> WHAT IS ASKED: Pick out the lines below with "this" and list them.

┌──

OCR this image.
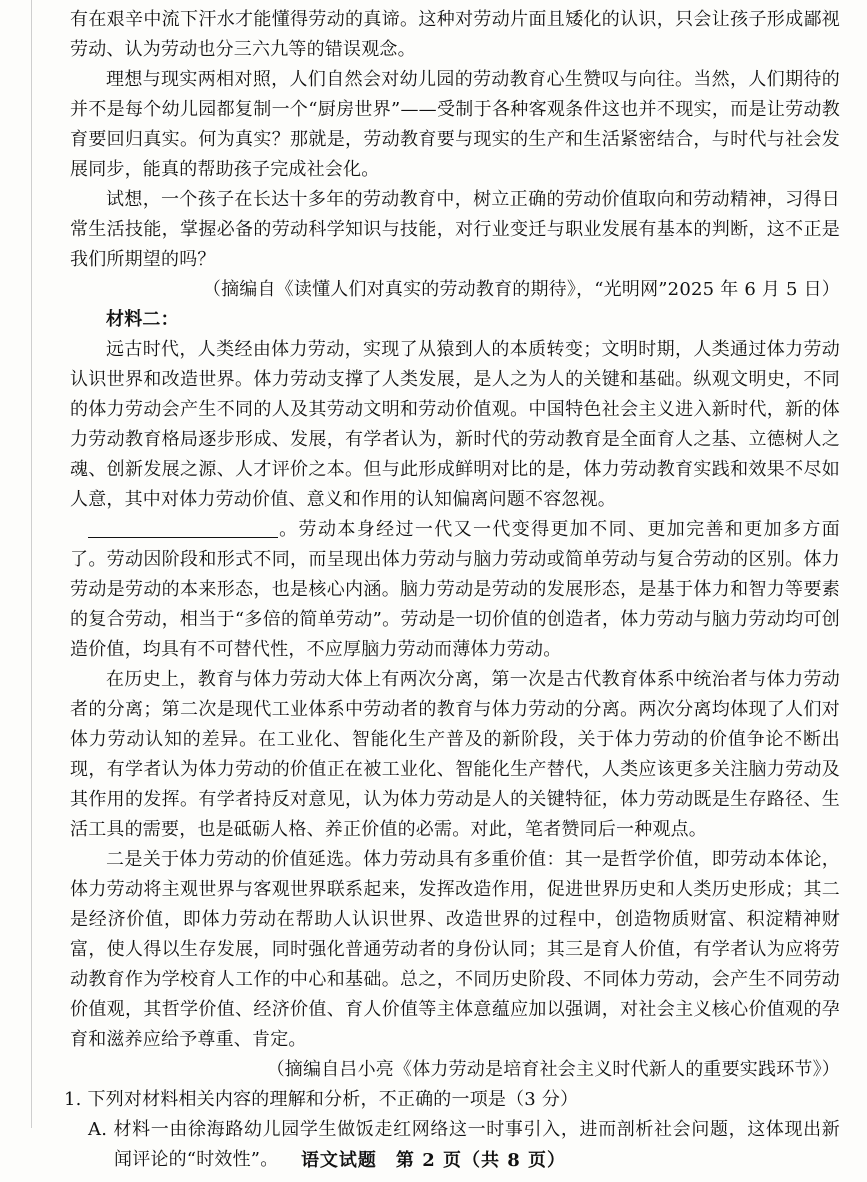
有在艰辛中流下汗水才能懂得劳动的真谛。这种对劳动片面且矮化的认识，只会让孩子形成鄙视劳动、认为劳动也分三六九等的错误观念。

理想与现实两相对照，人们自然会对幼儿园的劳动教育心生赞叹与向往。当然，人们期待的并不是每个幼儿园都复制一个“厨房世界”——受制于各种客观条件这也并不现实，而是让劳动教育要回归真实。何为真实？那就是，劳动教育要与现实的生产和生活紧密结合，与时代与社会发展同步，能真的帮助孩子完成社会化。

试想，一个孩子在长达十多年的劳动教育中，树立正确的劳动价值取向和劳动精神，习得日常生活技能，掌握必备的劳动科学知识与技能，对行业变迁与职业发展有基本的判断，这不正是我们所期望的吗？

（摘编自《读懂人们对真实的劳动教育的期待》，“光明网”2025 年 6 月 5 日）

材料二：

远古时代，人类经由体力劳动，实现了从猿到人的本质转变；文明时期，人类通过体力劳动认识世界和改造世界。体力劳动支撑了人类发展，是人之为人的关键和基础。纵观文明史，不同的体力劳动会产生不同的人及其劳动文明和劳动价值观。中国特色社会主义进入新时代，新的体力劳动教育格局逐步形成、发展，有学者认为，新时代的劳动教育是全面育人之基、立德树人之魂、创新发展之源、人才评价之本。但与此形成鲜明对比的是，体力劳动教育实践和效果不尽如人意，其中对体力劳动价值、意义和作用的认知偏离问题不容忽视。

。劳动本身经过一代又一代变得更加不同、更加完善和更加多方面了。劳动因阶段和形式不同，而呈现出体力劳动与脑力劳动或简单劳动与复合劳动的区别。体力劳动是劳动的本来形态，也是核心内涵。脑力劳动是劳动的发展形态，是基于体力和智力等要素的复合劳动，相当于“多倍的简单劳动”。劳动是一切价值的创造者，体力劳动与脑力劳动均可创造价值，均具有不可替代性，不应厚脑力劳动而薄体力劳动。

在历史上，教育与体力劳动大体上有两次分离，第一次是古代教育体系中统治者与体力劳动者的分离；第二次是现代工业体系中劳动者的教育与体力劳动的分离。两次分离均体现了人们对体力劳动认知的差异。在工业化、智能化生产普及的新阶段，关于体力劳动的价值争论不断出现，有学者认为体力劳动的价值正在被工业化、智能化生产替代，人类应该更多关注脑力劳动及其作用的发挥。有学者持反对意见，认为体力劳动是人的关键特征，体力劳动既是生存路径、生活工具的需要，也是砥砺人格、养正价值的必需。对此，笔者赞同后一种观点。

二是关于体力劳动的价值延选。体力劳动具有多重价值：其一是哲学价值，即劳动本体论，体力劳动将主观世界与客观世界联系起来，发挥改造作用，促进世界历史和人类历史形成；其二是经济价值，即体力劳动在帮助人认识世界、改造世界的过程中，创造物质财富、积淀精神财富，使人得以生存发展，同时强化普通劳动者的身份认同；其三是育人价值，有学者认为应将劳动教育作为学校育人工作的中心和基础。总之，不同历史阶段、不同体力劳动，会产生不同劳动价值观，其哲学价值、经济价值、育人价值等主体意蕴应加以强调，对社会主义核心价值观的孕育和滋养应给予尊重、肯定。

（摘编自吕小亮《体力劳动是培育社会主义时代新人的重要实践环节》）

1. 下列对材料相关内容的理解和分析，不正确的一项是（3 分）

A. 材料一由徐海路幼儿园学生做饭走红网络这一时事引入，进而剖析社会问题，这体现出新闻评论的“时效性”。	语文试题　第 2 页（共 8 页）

└──
┌──

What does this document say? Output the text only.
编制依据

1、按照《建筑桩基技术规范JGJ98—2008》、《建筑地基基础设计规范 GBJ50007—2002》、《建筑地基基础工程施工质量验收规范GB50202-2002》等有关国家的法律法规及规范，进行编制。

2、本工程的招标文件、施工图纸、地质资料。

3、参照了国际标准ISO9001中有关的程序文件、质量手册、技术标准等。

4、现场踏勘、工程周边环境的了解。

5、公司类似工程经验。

└──

> OUTPUT:
OCR this image.
What does this document say? Output the text only.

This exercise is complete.